>> Begin Data lines

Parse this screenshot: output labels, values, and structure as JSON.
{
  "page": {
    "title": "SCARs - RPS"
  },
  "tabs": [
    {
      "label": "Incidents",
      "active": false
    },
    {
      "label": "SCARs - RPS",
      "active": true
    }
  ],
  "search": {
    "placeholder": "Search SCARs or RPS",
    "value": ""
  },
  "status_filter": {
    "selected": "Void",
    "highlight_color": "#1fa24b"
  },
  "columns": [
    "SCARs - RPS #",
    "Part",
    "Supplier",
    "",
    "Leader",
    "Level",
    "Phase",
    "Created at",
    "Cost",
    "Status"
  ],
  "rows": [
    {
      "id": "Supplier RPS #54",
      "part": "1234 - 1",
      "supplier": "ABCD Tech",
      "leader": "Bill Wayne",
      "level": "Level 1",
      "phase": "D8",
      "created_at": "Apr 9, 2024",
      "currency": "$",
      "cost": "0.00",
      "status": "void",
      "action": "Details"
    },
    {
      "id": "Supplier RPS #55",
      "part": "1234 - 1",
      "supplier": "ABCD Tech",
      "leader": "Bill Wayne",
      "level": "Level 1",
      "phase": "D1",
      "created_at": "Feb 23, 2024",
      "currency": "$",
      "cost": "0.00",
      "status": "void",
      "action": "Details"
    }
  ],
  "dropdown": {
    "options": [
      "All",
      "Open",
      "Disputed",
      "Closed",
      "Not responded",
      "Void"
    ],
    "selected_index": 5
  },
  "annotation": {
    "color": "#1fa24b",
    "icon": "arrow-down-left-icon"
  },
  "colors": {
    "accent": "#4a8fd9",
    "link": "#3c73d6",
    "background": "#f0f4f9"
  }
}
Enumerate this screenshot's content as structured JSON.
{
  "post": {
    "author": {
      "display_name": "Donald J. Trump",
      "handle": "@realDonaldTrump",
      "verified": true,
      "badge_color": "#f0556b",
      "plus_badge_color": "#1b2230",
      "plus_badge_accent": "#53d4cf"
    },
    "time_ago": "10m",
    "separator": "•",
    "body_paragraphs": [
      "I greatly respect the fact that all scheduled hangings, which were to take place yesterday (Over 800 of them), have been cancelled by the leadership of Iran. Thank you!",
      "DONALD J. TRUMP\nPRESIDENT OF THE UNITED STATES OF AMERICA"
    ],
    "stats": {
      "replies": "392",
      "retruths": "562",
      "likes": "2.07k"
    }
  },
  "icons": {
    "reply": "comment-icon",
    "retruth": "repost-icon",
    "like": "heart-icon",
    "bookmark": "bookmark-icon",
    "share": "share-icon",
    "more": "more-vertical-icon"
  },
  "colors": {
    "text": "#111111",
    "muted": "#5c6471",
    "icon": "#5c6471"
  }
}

>> End Data lines

§ **Work required**
Starting with the line that contains "Enumerate this screenshot's", output every line through the end of the listing above, unchanged.

§ **Written answer**
Enumerate this screenshot's content as structured JSON.
{
  "post": {
    "author": {
      "display_name": "Donald J. Trump",
      "handle": "@realDonaldTrump",
      "verified": true,
      "badge_color": "#f0556b",
      "plus_badge_color": "#1b2230",
      "plus_badge_accent": "#53d4cf"
    },
    "time_ago": "10m",
    "separator": "•",
    "body_paragraphs": [
      "I greatly respect the fact that all scheduled hangings, which were to take place yesterday (Over 800 of them), have been cancelled by the leadership of Iran. Thank you!",
      "DONALD J. TRUMP\nPRESIDENT OF THE UNITED STATES OF AMERICA"
    ],
    "stats": {
      "replies": "392",
      "retruths": "562",
      "likes": "2.07k"
    }
  },
  "icons": {
    "reply": "comment-icon",
    "retruth": "repost-icon",
    "like": "heart-icon",
    "bookmark": "bookmark-icon",
    "share": "share-icon",
    "more": "more-vertical-icon"
  },
  "colors": {
    "text": "#111111",
    "muted": "#5c6471",
    "icon": "#5c6471"
  }
}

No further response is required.